### Parts of the exercise
1 > From the passage on fasting, reproduce the stretch from "Vigorous, fleshy people, positive" through "means of cure." word for word.
2 > In the passage on fasting, what creates the red aura?

### Source extract

Segment Open

Vigorous, fleshy people, positive physically and mentally, especially those who do not take sufficient physical exercise, should take frequent fasts of one, two, or three days' duration for the reduction of superfluous flesh and fat and for the elimination of systemic waste and other morbid materials. Such people should never eat more than two meals a day, and many get along best on one meal.

However, different temperaments and constitutions require different treatment and management. People of a nervous, emotional temperament, especially those who are below normal in weight and physically and mentally negative, may be seriously and permanently injured by fasting. They should never fast except in acute diseases and during eliminative healing crises, when Nature calls for the fast as a means of cure.

People of this type are usually thin, with weak and flabby muscles. Their vital activities are at a low ebb and their magnetic envelopes (aura) are wasted and attenuated like their physical bodies. The red aura, which is created by the action of the purely animal functions and forces, is more or less deficient or entirely lacking. Such people have the tendency to become abnormally sensitive to conditions in the magnetic field (the astral plane).

Next to the hypnotic or mediumistic process, there is nothing that induces abnormal psychism so quickly as fasting. During a prolonged fast, the purely animal functions of digestion, assimilation and elimination are almost completely at a standstill. This depression of the physical functions arouses and increases the psychic functions and may produce intense emotionalism and abnormal activity of the senses of the spiritual-material body, the individual thus becoming abnormally clairvoyant, clairaudient and otherwise sensitive to conditions on the spiritual planes of life.

This explains the spiritual exaltation and the visions of heavenly scenes and beings or the fights with demons which are frequently, indeed uniformly, reported by hermits, ascetics, saints, yogi, fakirs and dervishes.

Segment Closed

### Data
Segment Open

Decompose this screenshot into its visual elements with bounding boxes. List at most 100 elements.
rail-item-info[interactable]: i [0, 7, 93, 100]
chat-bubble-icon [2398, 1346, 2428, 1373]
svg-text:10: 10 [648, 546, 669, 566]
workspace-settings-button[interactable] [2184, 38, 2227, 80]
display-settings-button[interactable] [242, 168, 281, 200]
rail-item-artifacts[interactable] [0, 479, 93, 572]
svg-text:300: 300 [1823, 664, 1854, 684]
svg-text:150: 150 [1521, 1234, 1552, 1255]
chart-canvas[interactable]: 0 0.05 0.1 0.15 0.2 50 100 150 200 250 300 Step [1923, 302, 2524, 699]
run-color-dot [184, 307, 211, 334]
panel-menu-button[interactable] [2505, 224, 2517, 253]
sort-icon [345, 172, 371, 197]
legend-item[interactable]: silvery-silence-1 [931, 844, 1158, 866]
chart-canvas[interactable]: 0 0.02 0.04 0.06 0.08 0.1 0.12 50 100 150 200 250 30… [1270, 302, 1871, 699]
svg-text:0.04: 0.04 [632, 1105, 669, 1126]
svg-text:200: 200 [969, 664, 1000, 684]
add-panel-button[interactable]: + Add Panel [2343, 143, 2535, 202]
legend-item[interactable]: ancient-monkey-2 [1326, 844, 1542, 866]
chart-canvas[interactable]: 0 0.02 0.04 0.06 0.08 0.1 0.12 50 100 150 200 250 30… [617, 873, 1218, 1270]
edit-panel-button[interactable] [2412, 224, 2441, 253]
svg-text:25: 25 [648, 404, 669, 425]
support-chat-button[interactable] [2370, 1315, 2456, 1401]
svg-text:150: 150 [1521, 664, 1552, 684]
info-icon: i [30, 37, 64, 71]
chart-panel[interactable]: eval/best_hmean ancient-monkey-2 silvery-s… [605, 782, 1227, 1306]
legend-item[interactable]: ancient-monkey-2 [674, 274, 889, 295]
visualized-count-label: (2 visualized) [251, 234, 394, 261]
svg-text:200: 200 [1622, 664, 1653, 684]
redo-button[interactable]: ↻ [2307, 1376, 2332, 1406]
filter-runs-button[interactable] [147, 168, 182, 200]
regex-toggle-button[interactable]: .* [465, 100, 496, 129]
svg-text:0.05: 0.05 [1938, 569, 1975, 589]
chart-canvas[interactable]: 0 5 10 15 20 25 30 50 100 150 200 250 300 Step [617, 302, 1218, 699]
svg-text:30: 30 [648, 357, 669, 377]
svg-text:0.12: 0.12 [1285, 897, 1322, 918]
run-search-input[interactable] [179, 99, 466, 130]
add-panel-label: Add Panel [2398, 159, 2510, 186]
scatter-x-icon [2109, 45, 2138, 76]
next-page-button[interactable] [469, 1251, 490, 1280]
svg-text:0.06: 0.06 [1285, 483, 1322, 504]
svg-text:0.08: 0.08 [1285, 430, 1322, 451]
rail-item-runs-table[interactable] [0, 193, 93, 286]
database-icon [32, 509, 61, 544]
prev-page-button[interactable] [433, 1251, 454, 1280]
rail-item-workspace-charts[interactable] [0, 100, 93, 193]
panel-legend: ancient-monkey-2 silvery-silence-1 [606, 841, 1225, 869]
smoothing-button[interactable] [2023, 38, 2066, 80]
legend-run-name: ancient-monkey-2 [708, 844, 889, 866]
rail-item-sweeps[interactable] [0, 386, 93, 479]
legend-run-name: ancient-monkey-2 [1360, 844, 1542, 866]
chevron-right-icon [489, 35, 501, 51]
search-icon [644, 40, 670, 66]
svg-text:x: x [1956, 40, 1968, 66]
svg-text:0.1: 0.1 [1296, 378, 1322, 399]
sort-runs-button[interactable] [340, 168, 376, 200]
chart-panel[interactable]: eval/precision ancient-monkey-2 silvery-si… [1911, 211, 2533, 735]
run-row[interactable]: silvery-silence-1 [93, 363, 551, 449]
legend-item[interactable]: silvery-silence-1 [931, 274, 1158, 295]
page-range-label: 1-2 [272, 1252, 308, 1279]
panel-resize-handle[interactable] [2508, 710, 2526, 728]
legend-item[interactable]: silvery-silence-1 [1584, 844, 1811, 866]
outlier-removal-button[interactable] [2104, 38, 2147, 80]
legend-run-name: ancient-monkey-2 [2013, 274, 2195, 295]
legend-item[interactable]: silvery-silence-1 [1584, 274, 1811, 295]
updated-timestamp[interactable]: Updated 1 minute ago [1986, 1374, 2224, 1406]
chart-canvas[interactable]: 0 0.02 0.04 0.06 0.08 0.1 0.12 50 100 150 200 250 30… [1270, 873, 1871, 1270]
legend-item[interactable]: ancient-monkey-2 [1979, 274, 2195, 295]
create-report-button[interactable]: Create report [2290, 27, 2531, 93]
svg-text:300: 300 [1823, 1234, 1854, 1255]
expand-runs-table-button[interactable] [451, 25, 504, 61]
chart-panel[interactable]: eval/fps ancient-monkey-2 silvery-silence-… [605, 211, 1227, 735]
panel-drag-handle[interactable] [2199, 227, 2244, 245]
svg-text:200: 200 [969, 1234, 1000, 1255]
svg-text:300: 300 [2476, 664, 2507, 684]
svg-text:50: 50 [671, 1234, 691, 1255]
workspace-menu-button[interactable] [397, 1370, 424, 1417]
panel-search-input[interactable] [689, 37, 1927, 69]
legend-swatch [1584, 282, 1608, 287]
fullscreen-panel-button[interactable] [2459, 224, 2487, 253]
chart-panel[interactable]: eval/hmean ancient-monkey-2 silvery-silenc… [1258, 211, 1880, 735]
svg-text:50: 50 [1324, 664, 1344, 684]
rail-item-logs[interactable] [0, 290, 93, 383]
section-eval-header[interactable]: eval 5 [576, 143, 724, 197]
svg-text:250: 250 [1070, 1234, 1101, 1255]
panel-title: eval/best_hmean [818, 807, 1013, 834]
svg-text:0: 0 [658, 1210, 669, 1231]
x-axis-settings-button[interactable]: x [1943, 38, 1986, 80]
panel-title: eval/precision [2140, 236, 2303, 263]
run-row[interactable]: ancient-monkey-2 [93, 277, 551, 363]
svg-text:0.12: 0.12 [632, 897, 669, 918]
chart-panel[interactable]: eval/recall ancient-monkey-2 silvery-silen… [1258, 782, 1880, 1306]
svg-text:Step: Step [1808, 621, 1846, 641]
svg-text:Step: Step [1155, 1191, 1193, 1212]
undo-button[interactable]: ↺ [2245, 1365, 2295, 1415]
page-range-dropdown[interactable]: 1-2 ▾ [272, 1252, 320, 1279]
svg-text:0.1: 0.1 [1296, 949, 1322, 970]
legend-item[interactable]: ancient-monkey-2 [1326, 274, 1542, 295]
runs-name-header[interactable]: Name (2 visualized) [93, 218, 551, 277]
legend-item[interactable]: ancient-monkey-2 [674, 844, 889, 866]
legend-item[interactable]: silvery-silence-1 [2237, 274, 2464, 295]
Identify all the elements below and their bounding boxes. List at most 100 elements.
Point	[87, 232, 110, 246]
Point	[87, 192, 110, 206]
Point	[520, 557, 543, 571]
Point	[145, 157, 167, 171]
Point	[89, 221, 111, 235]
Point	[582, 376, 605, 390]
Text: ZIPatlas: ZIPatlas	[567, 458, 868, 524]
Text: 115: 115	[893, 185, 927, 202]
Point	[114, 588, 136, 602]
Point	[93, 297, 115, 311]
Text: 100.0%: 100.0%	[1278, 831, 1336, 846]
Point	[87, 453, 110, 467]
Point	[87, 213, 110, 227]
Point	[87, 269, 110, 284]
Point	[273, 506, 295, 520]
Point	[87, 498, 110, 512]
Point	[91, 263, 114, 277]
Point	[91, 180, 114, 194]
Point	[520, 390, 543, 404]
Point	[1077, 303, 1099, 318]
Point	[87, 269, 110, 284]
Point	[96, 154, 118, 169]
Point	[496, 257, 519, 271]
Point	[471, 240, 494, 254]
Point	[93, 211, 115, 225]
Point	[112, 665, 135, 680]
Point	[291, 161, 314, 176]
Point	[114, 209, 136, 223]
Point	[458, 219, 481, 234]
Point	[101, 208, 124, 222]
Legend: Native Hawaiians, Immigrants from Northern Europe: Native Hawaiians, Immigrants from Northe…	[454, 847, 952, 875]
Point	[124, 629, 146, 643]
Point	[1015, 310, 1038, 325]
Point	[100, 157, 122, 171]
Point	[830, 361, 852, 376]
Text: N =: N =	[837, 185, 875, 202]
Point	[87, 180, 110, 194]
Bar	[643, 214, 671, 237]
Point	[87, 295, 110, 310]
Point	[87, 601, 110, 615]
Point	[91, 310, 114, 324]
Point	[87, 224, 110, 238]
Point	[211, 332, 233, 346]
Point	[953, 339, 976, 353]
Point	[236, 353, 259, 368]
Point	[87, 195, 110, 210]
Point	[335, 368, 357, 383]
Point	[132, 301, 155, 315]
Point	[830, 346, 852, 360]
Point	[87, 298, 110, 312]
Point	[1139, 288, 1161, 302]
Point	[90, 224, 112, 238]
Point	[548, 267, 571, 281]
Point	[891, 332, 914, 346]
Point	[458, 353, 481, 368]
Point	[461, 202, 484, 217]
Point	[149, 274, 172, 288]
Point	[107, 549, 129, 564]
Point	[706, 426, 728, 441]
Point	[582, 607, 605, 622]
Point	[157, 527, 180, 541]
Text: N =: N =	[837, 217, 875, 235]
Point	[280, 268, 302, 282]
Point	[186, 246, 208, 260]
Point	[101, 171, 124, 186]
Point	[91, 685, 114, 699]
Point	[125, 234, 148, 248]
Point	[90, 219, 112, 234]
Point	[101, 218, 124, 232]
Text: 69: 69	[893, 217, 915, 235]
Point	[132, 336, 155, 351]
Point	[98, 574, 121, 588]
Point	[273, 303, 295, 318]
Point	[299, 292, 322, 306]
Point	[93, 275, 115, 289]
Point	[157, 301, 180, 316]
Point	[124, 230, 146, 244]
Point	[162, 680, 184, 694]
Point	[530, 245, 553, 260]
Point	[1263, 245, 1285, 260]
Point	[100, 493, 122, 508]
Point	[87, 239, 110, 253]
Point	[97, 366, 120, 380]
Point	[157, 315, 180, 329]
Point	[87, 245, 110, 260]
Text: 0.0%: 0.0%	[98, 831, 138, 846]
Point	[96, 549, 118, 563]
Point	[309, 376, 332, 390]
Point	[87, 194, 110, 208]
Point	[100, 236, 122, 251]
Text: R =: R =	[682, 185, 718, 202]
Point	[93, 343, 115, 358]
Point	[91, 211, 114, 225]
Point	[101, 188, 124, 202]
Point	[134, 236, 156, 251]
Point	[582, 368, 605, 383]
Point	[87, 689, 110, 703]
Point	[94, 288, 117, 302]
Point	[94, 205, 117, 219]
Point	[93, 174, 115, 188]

Segment Closed

### Task-by-task answers
1 >
Vigorous, fleshy people, positive physically and mentally, especially those who do not take sufficient physical exercise, should take frequent fasts of one, two, or three days' duration for the reduction of superfluous flesh and fat and for the elimination of systemic waste and other morbid materials. Such people should never eat more than two meals a day, and many get along best on one meal.

However, different temperaments and constitutions require different treatment and management. People of a nervous, emotional temperament, especially those who are below normal in weight and physically and mentally negative, may be seriously and permanently injured by fasting. They should never fast except in acute diseases and during eliminative healing crises, when Nature calls for the fast as a means of cure.

2 > The red aura is created by the action of the purely animal functions and forces.